Your objective - The records should be repeated word for word, pictures excluded.

------------------------------------------------

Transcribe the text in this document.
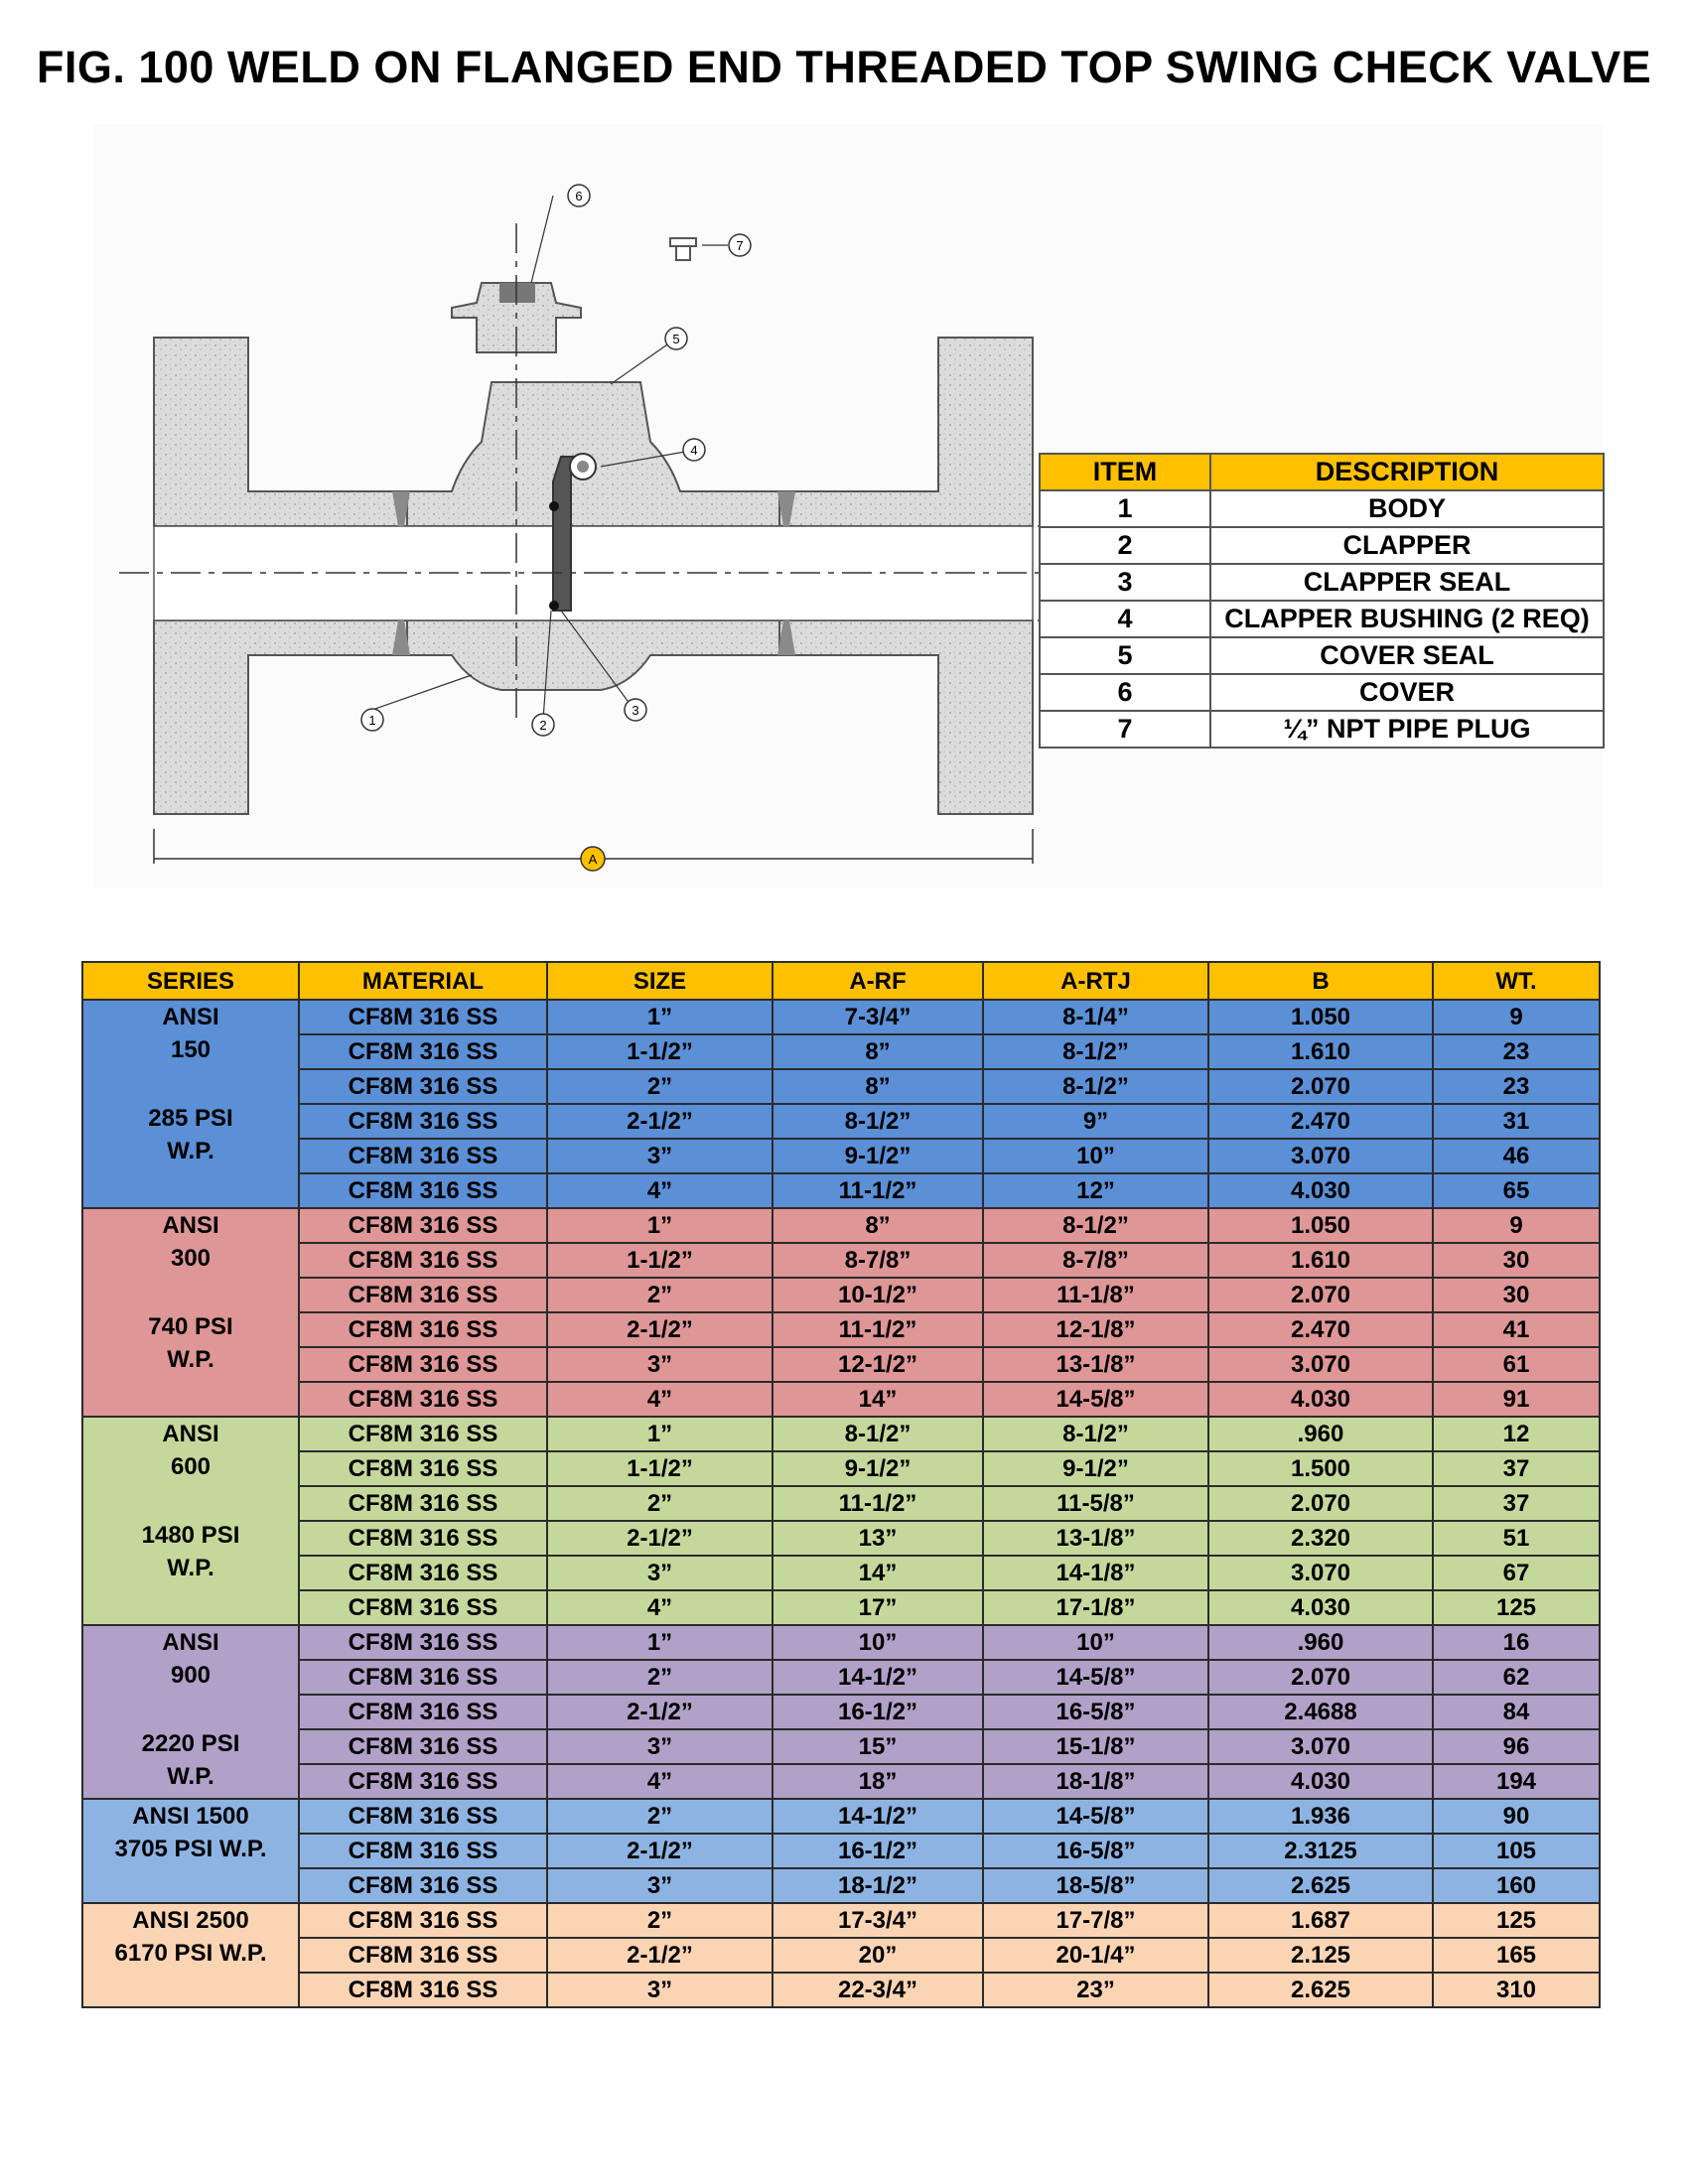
FIG. 100 WELD ON FLANGED END THREADED TOP SWING CHECK VALVE
A
1	2
3
4
5
6
7
ITEM	DESCRIPTION
1	BODY
2	CLAPPER
3	CLAPPER SEAL
4	CLAPPER BUSHING (2 REQ)
5	COVER SEAL
6	COVER
7	¼” NPT PIPE PLUG
SERIES	MATERIAL	SIZE	A-RF	A-RTJ	B	WT.

ANSI
150
285 PSI
W.P.	CF8M 316 SS	1”	7-3/4”	8-1/4”	1.050	9
	CF8M 316 SS	1-1/2”	8”	8-1/2”	1.610	23
	CF8M 316 SS	2”	8”	8-1/2”	2.070	23
	CF8M 316 SS	2-1/2”	8-1/2”	9”	2.470	31
	CF8M 316 SS	3”	9-1/2”	10”	3.070	46
	CF8M 316 SS	4”	11-1/2”	12”	4.030	65

ANSI
300
740 PSI
W.P.	CF8M 316 SS	1”	8”	8-1/2”	1.050	9
	CF8M 316 SS	1-1/2”	8-7/8”	8-7/8”	1.610	30
	CF8M 316 SS	2”	10-1/2”	11-1/8”	2.070	30
	CF8M 316 SS	2-1/2”	11-1/2”	12-1/8”	2.470	41
	CF8M 316 SS	3”	12-1/2”	13-1/8”	3.070	61
	CF8M 316 SS	4”	14”	14-5/8”	4.030	91

ANSI
600
1480 PSI
W.P.	CF8M 316 SS	1”	8-1/2”	8-1/2”	.960	12
	CF8M 316 SS	1-1/2”	9-1/2”	9-1/2”	1.500	37
	CF8M 316 SS	2”	11-1/2”	11-5/8”	2.070	37
	CF8M 316 SS	2-1/2”	13”	13-1/8”	2.320	51
	CF8M 316 SS	3”	14”	14-1/8”	3.070	67
	CF8M 316 SS	4”	17”	17-1/8”	4.030	125

ANSI
900
2220 PSI
W.P.	CF8M 316 SS	1”	10”	10”	.960	16
	CF8M 316 SS	2”	14-1/2”	14-5/8”	2.070	62
	CF8M 316 SS	2-1/2”	16-1/2”	16-5/8”	2.4688	84
	CF8M 316 SS	3”	15”	15-1/8”	3.070	96
	CF8M 316 SS	4”	18”	18-1/8”	4.030	194

ANSI 1500
3705 PSI W.P.	CF8M 316 SS	2”	14-1/2”	14-5/8”	1.936	90
	CF8M 316 SS	2-1/2”	16-1/2”	16-5/8”	2.3125	105
	CF8M 316 SS	3”	18-1/2”	18-5/8”	2.625	160

ANSI 2500
6170 PSI W.P.	CF8M 316 SS	2”	17-3/4”	17-7/8”	1.687	125
	CF8M 316 SS	2-1/2”	20”	20-1/4”	2.125	165
	CF8M 316 SS	3”	22-3/4”	23”	2.625	310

------------------------------------------------

Problem solution -
Transcribe the text in this document.
FIG. 100 WELD ON FLANGED END THREADED TOP SWING CHECK VALVE
A
1	2
3
4
5
6
7
ITEM	DESCRIPTION
1	BODY
2	CLAPPER
3	CLAPPER SEAL
4	CLAPPER BUSHING (2 REQ)
5	COVER SEAL
6	COVER
7	¼” NPT PIPE PLUG
SERIES	MATERIAL	SIZE	A-RF	A-RTJ	B	WT.

ANSI
150
285 PSI
W.P.	CF8M 316 SS	1”	7-3/4”	8-1/4”	1.050	9
	CF8M 316 SS	1-1/2”	8”	8-1/2”	1.610	23
	CF8M 316 SS	2”	8”	8-1/2”	2.070	23
	CF8M 316 SS	2-1/2”	8-1/2”	9”	2.470	31
	CF8M 316 SS	3”	9-1/2”	10”	3.070	46
	CF8M 316 SS	4”	11-1/2”	12”	4.030	65

ANSI
300
740 PSI
W.P.	CF8M 316 SS	1”	8”	8-1/2”	1.050	9
	CF8M 316 SS	1-1/2”	8-7/8”	8-7/8”	1.610	30
	CF8M 316 SS	2”	10-1/2”	11-1/8”	2.070	30
	CF8M 316 SS	2-1/2”	11-1/2”	12-1/8”	2.470	41
	CF8M 316 SS	3”	12-1/2”	13-1/8”	3.070	61
	CF8M 316 SS	4”	14”	14-5/8”	4.030	91

ANSI
600
1480 PSI
W.P.	CF8M 316 SS	1”	8-1/2”	8-1/2”	.960	12
	CF8M 316 SS	1-1/2”	9-1/2”	9-1/2”	1.500	37
	CF8M 316 SS	2”	11-1/2”	11-5/8”	2.070	37
	CF8M 316 SS	2-1/2”	13”	13-1/8”	2.320	51
	CF8M 316 SS	3”	14”	14-1/8”	3.070	67
	CF8M 316 SS	4”	17”	17-1/8”	4.030	125

ANSI
900
2220 PSI
W.P.	CF8M 316 SS	1”	10”	10”	.960	16
	CF8M 316 SS	2”	14-1/2”	14-5/8”	2.070	62
	CF8M 316 SS	2-1/2”	16-1/2”	16-5/8”	2.4688	84
	CF8M 316 SS	3”	15”	15-1/8”	3.070	96
	CF8M 316 SS	4”	18”	18-1/8”	4.030	194

ANSI 1500
3705 PSI W.P.	CF8M 316 SS	2”	14-1/2”	14-5/8”	1.936	90
	CF8M 316 SS	2-1/2”	16-1/2”	16-5/8”	2.3125	105
	CF8M 316 SS	3”	18-1/2”	18-5/8”	2.625	160

ANSI 2500
6170 PSI W.P.	CF8M 316 SS	2”	17-3/4”	17-7/8”	1.687	125
	CF8M 316 SS	2-1/2”	20”	20-1/4”	2.125	165
	CF8M 316 SS	3”	22-3/4”	23”	2.625	310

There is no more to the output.